*Stated goal*.
Write out the data below in full. Keep it exact.

===

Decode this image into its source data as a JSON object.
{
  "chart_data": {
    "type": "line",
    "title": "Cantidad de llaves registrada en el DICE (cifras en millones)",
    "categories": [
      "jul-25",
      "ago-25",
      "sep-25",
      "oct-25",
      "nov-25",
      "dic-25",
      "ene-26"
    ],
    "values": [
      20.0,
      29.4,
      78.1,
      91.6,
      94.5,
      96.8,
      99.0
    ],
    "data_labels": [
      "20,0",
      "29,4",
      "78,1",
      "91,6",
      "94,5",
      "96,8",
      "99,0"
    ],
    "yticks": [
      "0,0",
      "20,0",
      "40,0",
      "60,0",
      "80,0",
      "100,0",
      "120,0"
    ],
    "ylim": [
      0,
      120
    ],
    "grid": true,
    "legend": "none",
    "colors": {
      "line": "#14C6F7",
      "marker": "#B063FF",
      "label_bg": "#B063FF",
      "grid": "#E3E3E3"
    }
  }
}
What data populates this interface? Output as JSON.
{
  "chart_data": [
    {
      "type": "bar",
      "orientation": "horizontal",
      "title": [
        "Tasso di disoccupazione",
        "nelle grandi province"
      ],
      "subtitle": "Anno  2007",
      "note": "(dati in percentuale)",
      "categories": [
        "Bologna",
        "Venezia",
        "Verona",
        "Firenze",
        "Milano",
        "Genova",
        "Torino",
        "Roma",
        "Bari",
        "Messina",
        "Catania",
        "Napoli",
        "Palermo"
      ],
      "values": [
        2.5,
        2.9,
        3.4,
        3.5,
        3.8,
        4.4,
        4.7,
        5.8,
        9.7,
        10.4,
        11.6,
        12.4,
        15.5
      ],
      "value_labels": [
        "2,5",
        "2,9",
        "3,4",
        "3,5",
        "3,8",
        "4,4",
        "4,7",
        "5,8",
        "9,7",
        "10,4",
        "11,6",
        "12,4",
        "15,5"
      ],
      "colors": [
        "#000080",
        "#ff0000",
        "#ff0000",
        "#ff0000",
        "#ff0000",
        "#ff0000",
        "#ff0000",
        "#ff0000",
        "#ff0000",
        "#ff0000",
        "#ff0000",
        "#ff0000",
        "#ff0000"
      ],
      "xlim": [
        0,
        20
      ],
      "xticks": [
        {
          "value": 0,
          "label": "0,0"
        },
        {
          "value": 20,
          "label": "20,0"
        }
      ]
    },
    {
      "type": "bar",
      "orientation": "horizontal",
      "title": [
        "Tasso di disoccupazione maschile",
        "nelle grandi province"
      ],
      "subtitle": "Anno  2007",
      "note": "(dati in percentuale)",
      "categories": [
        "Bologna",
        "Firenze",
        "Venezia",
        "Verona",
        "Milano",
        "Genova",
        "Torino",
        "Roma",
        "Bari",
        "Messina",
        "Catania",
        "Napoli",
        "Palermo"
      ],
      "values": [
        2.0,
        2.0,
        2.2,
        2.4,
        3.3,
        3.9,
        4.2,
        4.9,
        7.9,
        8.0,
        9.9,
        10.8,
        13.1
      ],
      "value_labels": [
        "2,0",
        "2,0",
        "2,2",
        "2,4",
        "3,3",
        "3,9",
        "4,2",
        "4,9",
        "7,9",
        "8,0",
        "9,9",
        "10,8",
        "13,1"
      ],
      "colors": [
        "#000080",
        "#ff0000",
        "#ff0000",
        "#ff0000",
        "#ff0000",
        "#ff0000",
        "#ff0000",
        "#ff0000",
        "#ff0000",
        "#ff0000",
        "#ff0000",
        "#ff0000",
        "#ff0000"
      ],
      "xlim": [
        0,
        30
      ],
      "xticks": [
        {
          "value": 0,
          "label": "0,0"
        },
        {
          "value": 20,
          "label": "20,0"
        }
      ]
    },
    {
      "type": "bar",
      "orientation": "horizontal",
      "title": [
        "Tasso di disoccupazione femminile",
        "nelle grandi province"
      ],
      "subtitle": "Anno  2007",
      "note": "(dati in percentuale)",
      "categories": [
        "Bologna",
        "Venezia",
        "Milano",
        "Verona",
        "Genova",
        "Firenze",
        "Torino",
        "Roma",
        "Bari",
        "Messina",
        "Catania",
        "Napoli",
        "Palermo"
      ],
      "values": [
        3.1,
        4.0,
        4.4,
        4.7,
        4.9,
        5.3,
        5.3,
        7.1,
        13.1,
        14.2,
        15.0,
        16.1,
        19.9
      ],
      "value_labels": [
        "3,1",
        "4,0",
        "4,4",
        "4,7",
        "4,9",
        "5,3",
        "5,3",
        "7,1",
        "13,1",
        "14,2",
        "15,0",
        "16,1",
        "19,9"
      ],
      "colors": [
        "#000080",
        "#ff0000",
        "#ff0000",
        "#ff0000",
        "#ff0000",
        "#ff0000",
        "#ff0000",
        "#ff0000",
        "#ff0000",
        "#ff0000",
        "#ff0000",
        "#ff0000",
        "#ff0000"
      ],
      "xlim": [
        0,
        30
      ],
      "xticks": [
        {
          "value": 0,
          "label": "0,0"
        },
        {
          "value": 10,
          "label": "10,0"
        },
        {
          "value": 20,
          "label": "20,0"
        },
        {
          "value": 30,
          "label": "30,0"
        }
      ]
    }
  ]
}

===

*Correct response*.
Decode this image into its source data as a JSON object.
{
  "chart_data": {
    "type": "line",
    "title": "Cantidad de llaves registrada en el DICE (cifras en millones)",
    "categories": [
      "jul-25",
      "ago-25",
      "sep-25",
      "oct-25",
      "nov-25",
      "dic-25",
      "ene-26"
    ],
    "values": [
      20.0,
      29.4,
      78.1,
      91.6,
      94.5,
      96.8,
      99.0
    ],
    "data_labels": [
      "20,0",
      "29,4",
      "78,1",
      "91,6",
      "94,5",
      "96,8",
      "99,0"
    ],
    "yticks": [
      "0,0",
      "20,0",
      "40,0",
      "60,0",
      "80,0",
      "100,0",
      "120,0"
    ],
    "ylim": [
      0,
      120
    ],
    "grid": true,
    "legend": "none",
    "colors": {
      "line": "#14C6F7",
      "marker": "#B063FF",
      "label_bg": "#B063FF",
      "grid": "#E3E3E3"
    }
  }
}
What data populates this interface? Output as JSON.
{
  "chart_data": [
    {
      "type": "bar",
      "orientation": "horizontal",
      "title": [
        "Tasso di disoccupazione",
        "nelle grandi province"
      ],
      "subtitle": "Anno  2007",
      "note": "(dati in percentuale)",
      "categories": [
        "Bologna",
        "Venezia",
        "Verona",
        "Firenze",
        "Milano",
        "Genova",
        "Torino",
        "Roma",
        "Bari",
        "Messina",
        "Catania",
        "Napoli",
        "Palermo"
      ],
      "values": [
        2.5,
        2.9,
        3.4,
        3.5,
        3.8,
        4.4,
        4.7,
        5.8,
        9.7,
        10.4,
        11.6,
        12.4,
        15.5
      ],
      "value_labels": [
        "2,5",
        "2,9",
        "3,4",
        "3,5",
        "3,8",
        "4,4",
        "4,7",
        "5,8",
        "9,7",
        "10,4",
        "11,6",
        "12,4",
        "15,5"
      ],
      "colors": [
        "#000080",
        "#ff0000",
        "#ff0000",
        "#ff0000",
        "#ff0000",
        "#ff0000",
        "#ff0000",
        "#ff0000",
        "#ff0000",
        "#ff0000",
        "#ff0000",
        "#ff0000",
        "#ff0000"
      ],
      "xlim": [
        0,
        20
      ],
      "xticks": [
        {
          "value": 0,
          "label": "0,0"
        },
        {
          "value": 20,
          "label": "20,0"
        }
      ]
    },
    {
      "type": "bar",
      "orientation": "horizontal",
      "title": [
        "Tasso di disoccupazione maschile",
        "nelle grandi province"
      ],
      "subtitle": "Anno  2007",
      "note": "(dati in percentuale)",
      "categories": [
        "Bologna",
        "Firenze",
        "Venezia",
        "Verona",
        "Milano",
        "Genova",
        "Torino",
        "Roma",
        "Bari",
        "Messina",
        "Catania",
        "Napoli",
        "Palermo"
      ],
      "values": [
        2.0,
        2.0,
        2.2,
        2.4,
        3.3,
        3.9,
        4.2,
        4.9,
        7.9,
        8.0,
        9.9,
        10.8,
        13.1
      ],
      "value_labels": [
        "2,0",
        "2,0",
        "2,2",
        "2,4",
        "3,3",
        "3,9",
        "4,2",
        "4,9",
        "7,9",
        "8,0",
        "9,9",
        "10,8",
        "13,1"
      ],
      "colors": [
        "#000080",
        "#ff0000",
        "#ff0000",
        "#ff0000",
        "#ff0000",
        "#ff0000",
        "#ff0000",
        "#ff0000",
        "#ff0000",
        "#ff0000",
        "#ff0000",
        "#ff0000",
        "#ff0000"
      ],
      "xlim": [
        0,
        30
      ],
      "xticks": [
        {
          "value": 0,
          "label": "0,0"
        },
        {
          "value": 20,
          "label": "20,0"
        }
      ]
    },
    {
      "type": "bar",
      "orientation": "horizontal",
      "title": [
        "Tasso di disoccupazione femminile",
        "nelle grandi province"
      ],
      "subtitle": "Anno  2007",
      "note": "(dati in percentuale)",
      "categories": [
        "Bologna",
        "Venezia",
        "Milano",
        "Verona",
        "Genova",
        "Firenze",
        "Torino",
        "Roma",
        "Bari",
        "Messina",
        "Catania",
        "Napoli",
        "Palermo"
      ],
      "values": [
        3.1,
        4.0,
        4.4,
        4.7,
        4.9,
        5.3,
        5.3,
        7.1,
        13.1,
        14.2,
        15.0,
        16.1,
        19.9
      ],
      "value_labels": [
        "3,1",
        "4,0",
        "4,4",
        "4,7",
        "4,9",
        "5,3",
        "5,3",
        "7,1",
        "13,1",
        "14,2",
        "15,0",
        "16,1",
        "19,9"
      ],
      "colors": [
        "#000080",
        "#ff0000",
        "#ff0000",
        "#ff0000",
        "#ff0000",
        "#ff0000",
        "#ff0000",
        "#ff0000",
        "#ff0000",
        "#ff0000",
        "#ff0000",
        "#ff0000",
        "#ff0000"
      ],
      "xlim": [
        0,
        30
      ],
      "xticks": [
        {
          "value": 0,
          "label": "0,0"
        },
        {
          "value": 10,
          "label": "10,0"
        },
        {
          "value": 20,
          "label": "20,0"
        },
        {
          "value": 30,
          "label": "30,0"
        }
      ]
    }
  ]
}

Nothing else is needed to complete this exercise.